[What you will do]
Can the data below be set down again exactly, line for line?

..............................

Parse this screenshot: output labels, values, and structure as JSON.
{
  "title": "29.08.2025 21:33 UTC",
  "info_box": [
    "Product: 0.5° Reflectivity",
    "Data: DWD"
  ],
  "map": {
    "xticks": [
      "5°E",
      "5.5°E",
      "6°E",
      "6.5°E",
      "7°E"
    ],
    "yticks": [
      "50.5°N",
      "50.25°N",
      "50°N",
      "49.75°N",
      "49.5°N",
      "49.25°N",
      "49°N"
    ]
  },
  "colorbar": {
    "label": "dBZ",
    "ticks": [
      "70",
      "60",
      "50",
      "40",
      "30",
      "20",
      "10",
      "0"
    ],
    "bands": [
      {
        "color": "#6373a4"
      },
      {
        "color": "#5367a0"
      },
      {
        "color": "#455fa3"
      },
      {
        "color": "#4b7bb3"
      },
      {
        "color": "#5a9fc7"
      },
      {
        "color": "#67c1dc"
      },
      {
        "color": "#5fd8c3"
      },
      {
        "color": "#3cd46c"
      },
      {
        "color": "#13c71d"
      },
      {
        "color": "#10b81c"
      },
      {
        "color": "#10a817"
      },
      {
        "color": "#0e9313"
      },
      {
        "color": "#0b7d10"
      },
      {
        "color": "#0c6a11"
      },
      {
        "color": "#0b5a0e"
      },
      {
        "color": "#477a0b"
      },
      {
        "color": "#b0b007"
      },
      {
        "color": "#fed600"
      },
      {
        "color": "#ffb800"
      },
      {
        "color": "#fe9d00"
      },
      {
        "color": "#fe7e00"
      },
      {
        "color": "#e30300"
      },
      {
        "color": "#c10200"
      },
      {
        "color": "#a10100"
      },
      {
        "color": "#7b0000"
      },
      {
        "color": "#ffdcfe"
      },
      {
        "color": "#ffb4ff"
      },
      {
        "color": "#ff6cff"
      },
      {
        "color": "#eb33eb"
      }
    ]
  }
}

..............................

[Answer]
Parse this screenshot: output labels, values, and structure as JSON.
{
  "title": "29.08.2025 21:33 UTC",
  "info_box": [
    "Product: 0.5° Reflectivity",
    "Data: DWD"
  ],
  "map": {
    "xticks": [
      "5°E",
      "5.5°E",
      "6°E",
      "6.5°E",
      "7°E"
    ],
    "yticks": [
      "50.5°N",
      "50.25°N",
      "50°N",
      "49.75°N",
      "49.5°N",
      "49.25°N",
      "49°N"
    ]
  },
  "colorbar": {
    "label": "dBZ",
    "ticks": [
      "70",
      "60",
      "50",
      "40",
      "30",
      "20",
      "10",
      "0"
    ],
    "bands": [
      {
        "color": "#6373a4"
      },
      {
        "color": "#5367a0"
      },
      {
        "color": "#455fa3"
      },
      {
        "color": "#4b7bb3"
      },
      {
        "color": "#5a9fc7"
      },
      {
        "color": "#67c1dc"
      },
      {
        "color": "#5fd8c3"
      },
      {
        "color": "#3cd46c"
      },
      {
        "color": "#13c71d"
      },
      {
        "color": "#10b81c"
      },
      {
        "color": "#10a817"
      },
      {
        "color": "#0e9313"
      },
      {
        "color": "#0b7d10"
      },
      {
        "color": "#0c6a11"
      },
      {
        "color": "#0b5a0e"
      },
      {
        "color": "#477a0b"
      },
      {
        "color": "#b0b007"
      },
      {
        "color": "#fed600"
      },
      {
        "color": "#ffb800"
      },
      {
        "color": "#fe9d00"
      },
      {
        "color": "#fe7e00"
      },
      {
        "color": "#e30300"
      },
      {
        "color": "#c10200"
      },
      {
        "color": "#a10100"
      },
      {
        "color": "#7b0000"
      },
      {
        "color": "#ffdcfe"
      },
      {
        "color": "#ffb4ff"
      },
      {
        "color": "#ff6cff"
      },
      {
        "color": "#eb33eb"
      }
    ]
  }
}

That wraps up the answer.